Task objective:
Within the records that follow, find every line containing the string "text". Copy those lines.

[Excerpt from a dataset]
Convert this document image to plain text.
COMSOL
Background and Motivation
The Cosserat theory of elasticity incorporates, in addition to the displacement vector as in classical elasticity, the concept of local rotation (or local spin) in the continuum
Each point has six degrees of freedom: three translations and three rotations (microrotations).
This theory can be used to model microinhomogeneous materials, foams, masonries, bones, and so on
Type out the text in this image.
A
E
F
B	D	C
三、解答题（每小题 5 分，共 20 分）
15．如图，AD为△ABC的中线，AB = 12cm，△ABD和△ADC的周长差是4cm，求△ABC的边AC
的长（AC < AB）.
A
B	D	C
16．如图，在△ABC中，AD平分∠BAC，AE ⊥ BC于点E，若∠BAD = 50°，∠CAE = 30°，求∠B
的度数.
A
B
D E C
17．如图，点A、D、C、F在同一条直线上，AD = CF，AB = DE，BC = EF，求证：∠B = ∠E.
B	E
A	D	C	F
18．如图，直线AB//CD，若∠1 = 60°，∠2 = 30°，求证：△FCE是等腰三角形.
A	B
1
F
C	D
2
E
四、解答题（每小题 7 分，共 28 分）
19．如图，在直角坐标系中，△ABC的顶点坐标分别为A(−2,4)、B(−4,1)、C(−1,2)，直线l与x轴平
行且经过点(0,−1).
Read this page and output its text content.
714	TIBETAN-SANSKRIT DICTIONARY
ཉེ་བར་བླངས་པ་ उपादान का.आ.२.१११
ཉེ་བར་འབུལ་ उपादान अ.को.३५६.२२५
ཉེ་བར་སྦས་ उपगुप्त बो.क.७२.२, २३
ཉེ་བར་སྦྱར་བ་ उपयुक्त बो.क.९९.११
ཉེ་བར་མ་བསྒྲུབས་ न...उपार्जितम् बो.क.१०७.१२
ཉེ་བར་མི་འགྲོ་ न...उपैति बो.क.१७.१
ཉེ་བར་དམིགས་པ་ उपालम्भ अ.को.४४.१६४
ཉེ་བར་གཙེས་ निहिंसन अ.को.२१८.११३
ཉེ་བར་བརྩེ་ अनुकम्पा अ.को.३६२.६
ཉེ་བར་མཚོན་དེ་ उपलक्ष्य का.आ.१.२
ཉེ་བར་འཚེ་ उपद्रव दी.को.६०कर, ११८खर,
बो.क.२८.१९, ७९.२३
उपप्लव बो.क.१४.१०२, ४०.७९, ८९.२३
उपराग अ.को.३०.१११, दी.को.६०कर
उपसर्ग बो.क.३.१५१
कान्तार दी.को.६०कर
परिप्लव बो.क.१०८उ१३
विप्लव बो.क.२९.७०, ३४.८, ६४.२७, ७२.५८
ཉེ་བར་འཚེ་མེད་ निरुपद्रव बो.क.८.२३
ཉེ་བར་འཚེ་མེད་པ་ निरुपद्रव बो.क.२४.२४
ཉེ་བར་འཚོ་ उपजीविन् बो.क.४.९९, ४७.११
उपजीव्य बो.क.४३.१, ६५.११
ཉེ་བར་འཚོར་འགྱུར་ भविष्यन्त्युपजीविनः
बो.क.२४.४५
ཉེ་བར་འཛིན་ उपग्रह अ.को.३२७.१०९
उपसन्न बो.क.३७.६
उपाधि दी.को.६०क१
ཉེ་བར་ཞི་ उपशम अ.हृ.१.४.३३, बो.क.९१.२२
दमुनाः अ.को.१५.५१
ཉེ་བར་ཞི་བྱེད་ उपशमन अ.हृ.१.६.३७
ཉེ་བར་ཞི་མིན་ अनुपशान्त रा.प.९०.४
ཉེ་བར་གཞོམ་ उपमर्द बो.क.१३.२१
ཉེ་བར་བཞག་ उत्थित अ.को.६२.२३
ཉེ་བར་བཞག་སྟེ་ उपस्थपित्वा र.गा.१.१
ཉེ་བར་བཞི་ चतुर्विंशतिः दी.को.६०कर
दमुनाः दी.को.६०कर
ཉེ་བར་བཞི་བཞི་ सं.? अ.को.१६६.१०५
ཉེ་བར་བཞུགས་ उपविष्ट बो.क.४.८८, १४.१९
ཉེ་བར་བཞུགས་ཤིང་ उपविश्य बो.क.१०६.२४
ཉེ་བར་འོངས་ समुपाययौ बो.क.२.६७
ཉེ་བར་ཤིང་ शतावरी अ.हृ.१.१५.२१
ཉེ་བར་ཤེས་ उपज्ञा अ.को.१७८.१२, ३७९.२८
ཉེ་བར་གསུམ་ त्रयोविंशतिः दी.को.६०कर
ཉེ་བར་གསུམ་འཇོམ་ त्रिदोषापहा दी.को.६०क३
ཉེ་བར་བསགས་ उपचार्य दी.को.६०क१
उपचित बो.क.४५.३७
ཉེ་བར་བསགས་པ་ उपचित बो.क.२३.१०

Full response:
Convert this document image to plain text.
Type out the text in this image.
Read this page and output its text content.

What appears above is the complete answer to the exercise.